• EXERCISE GOAL: Give the number of lines in the data that hold the word "JSON", and nothing else.

• DATA SECTION:
/---

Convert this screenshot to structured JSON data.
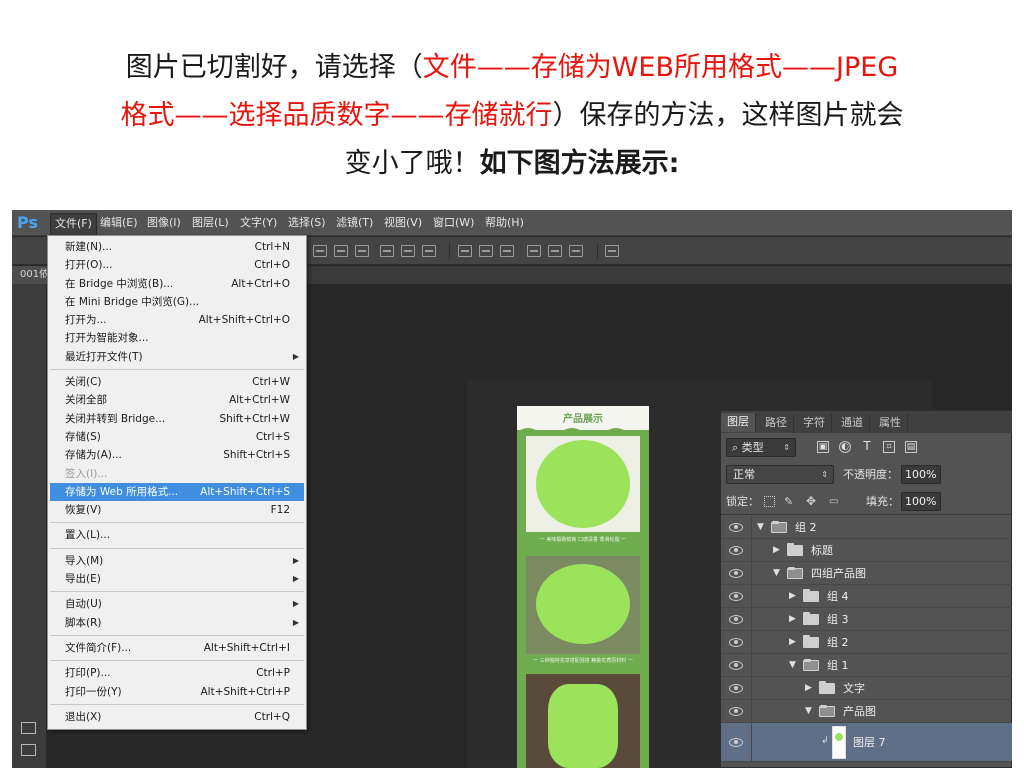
{
  "instruction": {
    "line1_a": "图片已切割好，请选择（",
    "line1_red": "文件——存储为WEB所用格式——JPEG",
    "line2_red": "格式——选择品质数字——存储就行",
    "line2_b": "）保存的方法，这样图片就会",
    "line3_a": "变小了哦！",
    "line3_bold": "如下图方法展示:"
  },
  "app": {
    "logo": "Ps",
    "menus": [
      "文件(F)",
      "编辑(E)",
      "图像(I)",
      "图层(L)",
      "文字(Y)",
      "选择(S)",
      "滤镜(T)",
      "视图(V)",
      "窗口(W)",
      "帮助(H)"
    ],
    "active_menu": "文件(F)",
    "doc_tab": "001依"
  },
  "file_menu": [
    {
      "label": "新建(N)...",
      "shortcut": "Ctrl+N"
    },
    {
      "label": "打开(O)...",
      "shortcut": "Ctrl+O"
    },
    {
      "label": "在 Bridge 中浏览(B)...",
      "shortcut": "Alt+Ctrl+O"
    },
    {
      "label": "在 Mini Bridge 中浏览(G)...",
      "shortcut": ""
    },
    {
      "label": "打开为...",
      "shortcut": "Alt+Shift+Ctrl+O"
    },
    {
      "label": "打开为智能对象...",
      "shortcut": ""
    },
    {
      "label": "最近打开文件(T)",
      "shortcut": "",
      "submenu": true
    },
    {
      "sep": true
    },
    {
      "label": "关闭(C)",
      "shortcut": "Ctrl+W"
    },
    {
      "label": "关闭全部",
      "shortcut": "Alt+Ctrl+W"
    },
    {
      "label": "关闭并转到 Bridge...",
      "shortcut": "Shift+Ctrl+W"
    },
    {
      "label": "存储(S)",
      "shortcut": "Ctrl+S"
    },
    {
      "label": "存储为(A)...",
      "shortcut": "Shift+Ctrl+S"
    },
    {
      "label": "签入(I)...",
      "shortcut": "",
      "disabled": true
    },
    {
      "label": "存储为 Web 所用格式...",
      "shortcut": "Alt+Shift+Ctrl+S",
      "highlight": true
    },
    {
      "label": "恢复(V)",
      "shortcut": "F12"
    },
    {
      "sep": true
    },
    {
      "label": "置入(L)...",
      "shortcut": ""
    },
    {
      "sep": true
    },
    {
      "label": "导入(M)",
      "shortcut": "",
      "submenu": true
    },
    {
      "label": "导出(E)",
      "shortcut": "",
      "submenu": true
    },
    {
      "sep": true
    },
    {
      "label": "自动(U)",
      "shortcut": "",
      "submenu": true
    },
    {
      "label": "脚本(R)",
      "shortcut": "",
      "submenu": true
    },
    {
      "sep": true
    },
    {
      "label": "文件简介(F)...",
      "shortcut": "Alt+Shift+Ctrl+I"
    },
    {
      "sep": true
    },
    {
      "label": "打印(P)...",
      "shortcut": "Ctrl+P"
    },
    {
      "label": "打印一份(Y)",
      "shortcut": "Alt+Shift+Ctrl+P"
    },
    {
      "sep": true
    },
    {
      "label": "退出(X)",
      "shortcut": "Ctrl+Q"
    }
  ],
  "artwork": {
    "title": "产品展示",
    "caption1": "一 美味极致鲜爽 口感清香 香滑松脂 一",
    "caption2": "一 三种独特花草搭配混搭 精挑优质原材料 一"
  },
  "layers_panel": {
    "tabs": [
      "图层",
      "路径",
      "字符",
      "通道",
      "属性"
    ],
    "active_tab": "图层",
    "filter_kind": "类型",
    "blend_mode": "正常",
    "opacity_label": "不透明度：",
    "opacity_value": "100%",
    "lock_label": "锁定：",
    "fill_label": "填充：",
    "fill_value": "100%",
    "layers": [
      {
        "name": "组 2",
        "indent": 0,
        "open": true
      },
      {
        "name": "标题",
        "indent": 1,
        "open": false
      },
      {
        "name": "四组产品图",
        "indent": 1,
        "open": true
      },
      {
        "name": "组 4",
        "indent": 2,
        "open": false
      },
      {
        "name": "组 3",
        "indent": 2,
        "open": false
      },
      {
        "name": "组 2",
        "indent": 2,
        "open": false
      },
      {
        "name": "组 1",
        "indent": 2,
        "open": true
      },
      {
        "name": "文字",
        "indent": 3,
        "open": false
      },
      {
        "name": "产品图",
        "indent": 3,
        "open": true
      },
      {
        "name": "图层 7",
        "indent": 4,
        "selected": true
      }
    ]
  },
  "colors": {
    "accent_red": "#e8150d",
    "menu_highlight": "#3f8ee0",
    "ps_blue": "#49a4f5",
    "artwork_green": "#6fab4f"
  }
}
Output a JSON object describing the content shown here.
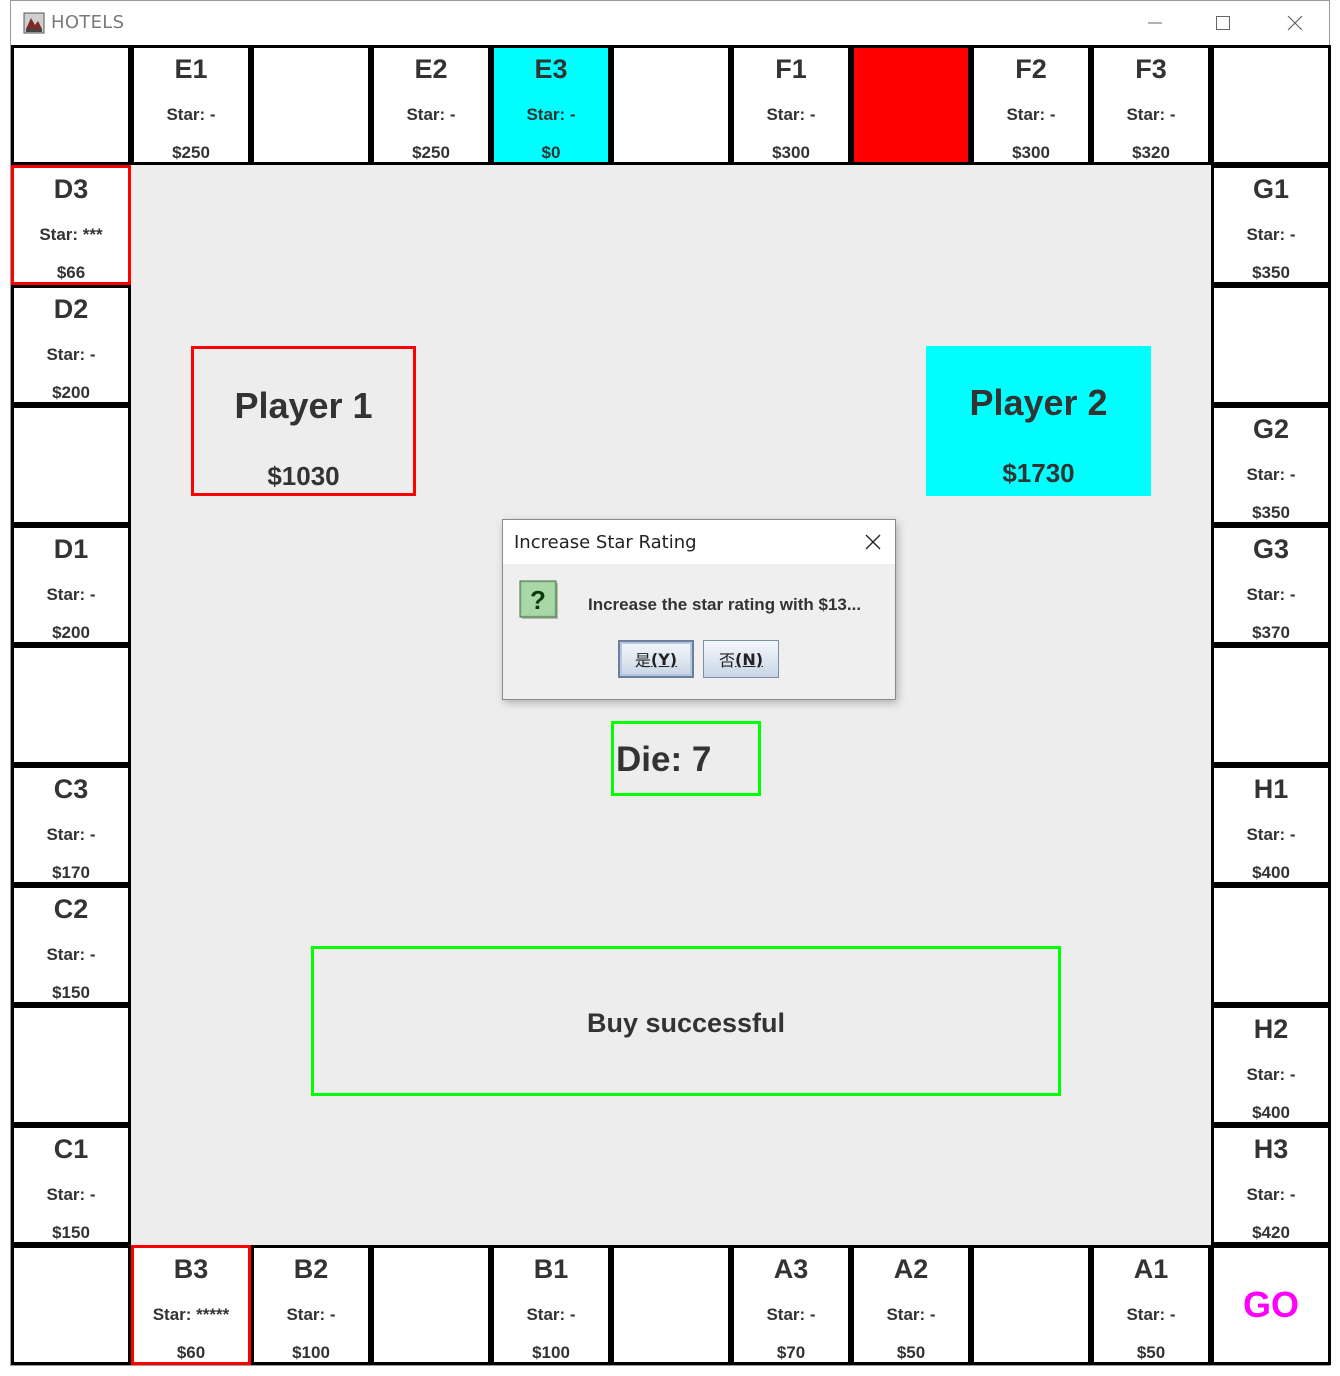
{
  "window": {
    "title": "HOTELS"
  },
  "board": {
    "top": [
      {
        "name": "",
        "star": "",
        "price": "",
        "fill": "white"
      },
      {
        "name": "E1",
        "star": "Star: -",
        "price": "$250",
        "fill": "white"
      },
      {
        "name": "",
        "star": "",
        "price": "",
        "fill": "white"
      },
      {
        "name": "E2",
        "star": "Star: -",
        "price": "$250",
        "fill": "white"
      },
      {
        "name": "E3",
        "star": "Star: -",
        "price": "$0",
        "fill": "cyan"
      },
      {
        "name": "",
        "star": "",
        "price": "",
        "fill": "white"
      },
      {
        "name": "F1",
        "star": "Star: -",
        "price": "$300",
        "fill": "white"
      },
      {
        "name": "",
        "star": "",
        "price": "",
        "fill": "red"
      },
      {
        "name": "F2",
        "star": "Star: -",
        "price": "$300",
        "fill": "white"
      },
      {
        "name": "F3",
        "star": "Star: -",
        "price": "$320",
        "fill": "white"
      },
      {
        "name": "",
        "star": "",
        "price": "",
        "fill": "white"
      }
    ],
    "left": [
      {
        "name": "D3",
        "star": "Star: ***",
        "price": "$66",
        "fill": "white",
        "outline": "red"
      },
      {
        "name": "D2",
        "star": "Star: -",
        "price": "$200",
        "fill": "white"
      },
      {
        "name": "",
        "star": "",
        "price": "",
        "fill": "white"
      },
      {
        "name": "D1",
        "star": "Star: -",
        "price": "$200",
        "fill": "white"
      },
      {
        "name": "",
        "star": "",
        "price": "",
        "fill": "white"
      },
      {
        "name": "C3",
        "star": "Star: -",
        "price": "$170",
        "fill": "white"
      },
      {
        "name": "C2",
        "star": "Star: -",
        "price": "$150",
        "fill": "white"
      },
      {
        "name": "",
        "star": "",
        "price": "",
        "fill": "white"
      },
      {
        "name": "C1",
        "star": "Star: -",
        "price": "$150",
        "fill": "white"
      }
    ],
    "right": [
      {
        "name": "G1",
        "star": "Star: -",
        "price": "$350",
        "fill": "white"
      },
      {
        "name": "",
        "star": "",
        "price": "",
        "fill": "white"
      },
      {
        "name": "G2",
        "star": "Star: -",
        "price": "$350",
        "fill": "white"
      },
      {
        "name": "G3",
        "star": "Star: -",
        "price": "$370",
        "fill": "white"
      },
      {
        "name": "",
        "star": "",
        "price": "",
        "fill": "white"
      },
      {
        "name": "H1",
        "star": "Star: -",
        "price": "$400",
        "fill": "white"
      },
      {
        "name": "",
        "star": "",
        "price": "",
        "fill": "white"
      },
      {
        "name": "H2",
        "star": "Star: -",
        "price": "$400",
        "fill": "white"
      },
      {
        "name": "H3",
        "star": "Star: -",
        "price": "$420",
        "fill": "white"
      }
    ],
    "bottom": [
      {
        "name": "",
        "star": "",
        "price": "",
        "fill": "white"
      },
      {
        "name": "B3",
        "star": "Star: *****",
        "price": "$60",
        "fill": "white",
        "outline": "red"
      },
      {
        "name": "B2",
        "star": "Star: -",
        "price": "$100",
        "fill": "white"
      },
      {
        "name": "",
        "star": "",
        "price": "",
        "fill": "white"
      },
      {
        "name": "B1",
        "star": "Star: -",
        "price": "$100",
        "fill": "white"
      },
      {
        "name": "",
        "star": "",
        "price": "",
        "fill": "white"
      },
      {
        "name": "A3",
        "star": "Star: -",
        "price": "$70",
        "fill": "white"
      },
      {
        "name": "A2",
        "star": "Star: -",
        "price": "$50",
        "fill": "white"
      },
      {
        "name": "",
        "star": "",
        "price": "",
        "fill": "white"
      },
      {
        "name": "A1",
        "star": "Star: -",
        "price": "$50",
        "fill": "white"
      },
      {
        "name": "GO",
        "star": "",
        "price": "",
        "fill": "white",
        "go": true
      }
    ]
  },
  "players": [
    {
      "label": "Player 1",
      "money": "$1030"
    },
    {
      "label": "Player 2",
      "money": "$1730"
    }
  ],
  "die": {
    "label": "Die: 7"
  },
  "message": {
    "text": "Buy successful"
  },
  "dialog": {
    "title": "Increase Star Rating",
    "message": "Increase the star rating with $13...",
    "yes_label": "是",
    "yes_key": "(Y)",
    "no_label": "否",
    "no_key": "(N)"
  },
  "colors": {
    "cyan": "#00ffff",
    "red": "#ff0000",
    "green_outline": "#00ff00",
    "go_magenta": "#ff00ff",
    "board_bg": "#ededed"
  }
}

\---

• SOLUTION FOR THIS EXERCISE: 2